→ **Given entries**:
start
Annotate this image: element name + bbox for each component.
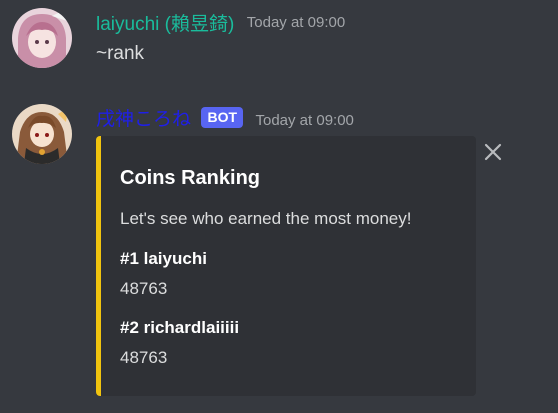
embed-field-value: 48763 xyxy=(120,279,168,298)
embed-field-name: #2 richardlaiiiii xyxy=(120,318,240,337)
embed-description: Let's see who earned the most money! xyxy=(120,209,412,228)
embed-accent-bar xyxy=(96,136,101,396)
message-content: ~rank xyxy=(96,43,145,64)
message-header: laiyuchi (賴昱錡) Today at 09:00 xyxy=(96,9,345,36)
message-header: 戌神ころね BOT Today at 09:00 xyxy=(96,104,354,131)
avatar[interactable] xyxy=(12,104,72,164)
embed-field-name: #1 laiyuchi xyxy=(120,249,207,268)
avatar[interactable] xyxy=(12,8,72,68)
embed-field-value: 48763 xyxy=(120,348,168,367)
username[interactable]: 戌神ころね xyxy=(96,109,191,130)
close-icon[interactable] xyxy=(482,141,504,163)
bot-badge: BOT xyxy=(201,107,244,128)
rich-embed: Coins Ranking Let's see who earned the m… xyxy=(96,136,476,396)
message: laiyuchi (賴昱錡) Today at 09:00 ~rank xyxy=(0,0,558,90)
timestamp: Today at 09:00 xyxy=(255,112,354,129)
embed-title: Coins Ranking xyxy=(120,167,261,189)
username[interactable]: laiyuchi (賴昱錡) xyxy=(96,14,234,35)
timestamp: Today at 09:00 xyxy=(246,14,346,31)
chat-messages: laiyuchi (賴昱錡) Today at 09:00 ~rank 戌神ころ… xyxy=(0,0,558,413)
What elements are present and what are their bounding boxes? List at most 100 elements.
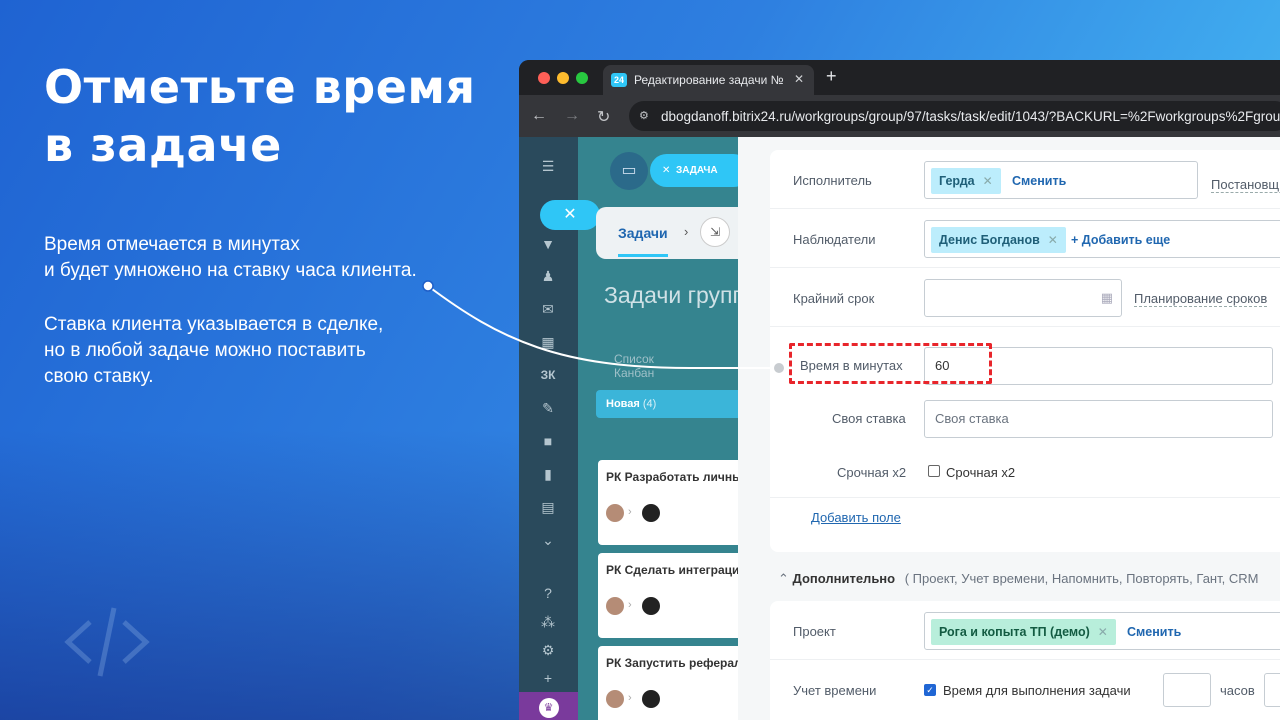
end
→ **Short problem**: Copy the data above exactly as it stands, every line of it, but leave out the pictures.

→ **Response**:
Annotate this image: element name + bbox for each component.
embed-field-value: 48763 xyxy=(120,279,168,298)
embed-field-name: #2 richardlaiiiii xyxy=(120,318,240,337)
embed-description: Let's see who earned the most money! xyxy=(120,209,412,228)
embed-accent-bar xyxy=(96,136,101,396)
message-content: ~rank xyxy=(96,43,145,64)
message-header: laiyuchi (賴昱錡) Today at 09:00 xyxy=(96,9,345,36)
message-header: 戌神ころね BOT Today at 09:00 xyxy=(96,104,354,131)
avatar[interactable] xyxy=(12,104,72,164)
embed-field-name: #1 laiyuchi xyxy=(120,249,207,268)
avatar[interactable] xyxy=(12,8,72,68)
embed-field-value: 48763 xyxy=(120,348,168,367)
username[interactable]: 戌神ころね xyxy=(96,109,191,130)
close-icon[interactable] xyxy=(482,141,504,163)
bot-badge: BOT xyxy=(201,107,244,128)
rich-embed: Coins Ranking Let's see who earned the m… xyxy=(96,136,476,396)
message: laiyuchi (賴昱錡) Today at 09:00 ~rank xyxy=(0,0,558,90)
timestamp: Today at 09:00 xyxy=(255,112,354,129)
embed-title: Coins Ranking xyxy=(120,167,261,189)
username[interactable]: laiyuchi (賴昱錡) xyxy=(96,14,234,35)
timestamp: Today at 09:00 xyxy=(246,14,346,31)
chat-messages: laiyuchi (賴昱錡) Today at 09:00 ~rank 戌神ころ… xyxy=(0,0,558,413)
What elements are present and what are their bounding boxes? List at most 100 elements.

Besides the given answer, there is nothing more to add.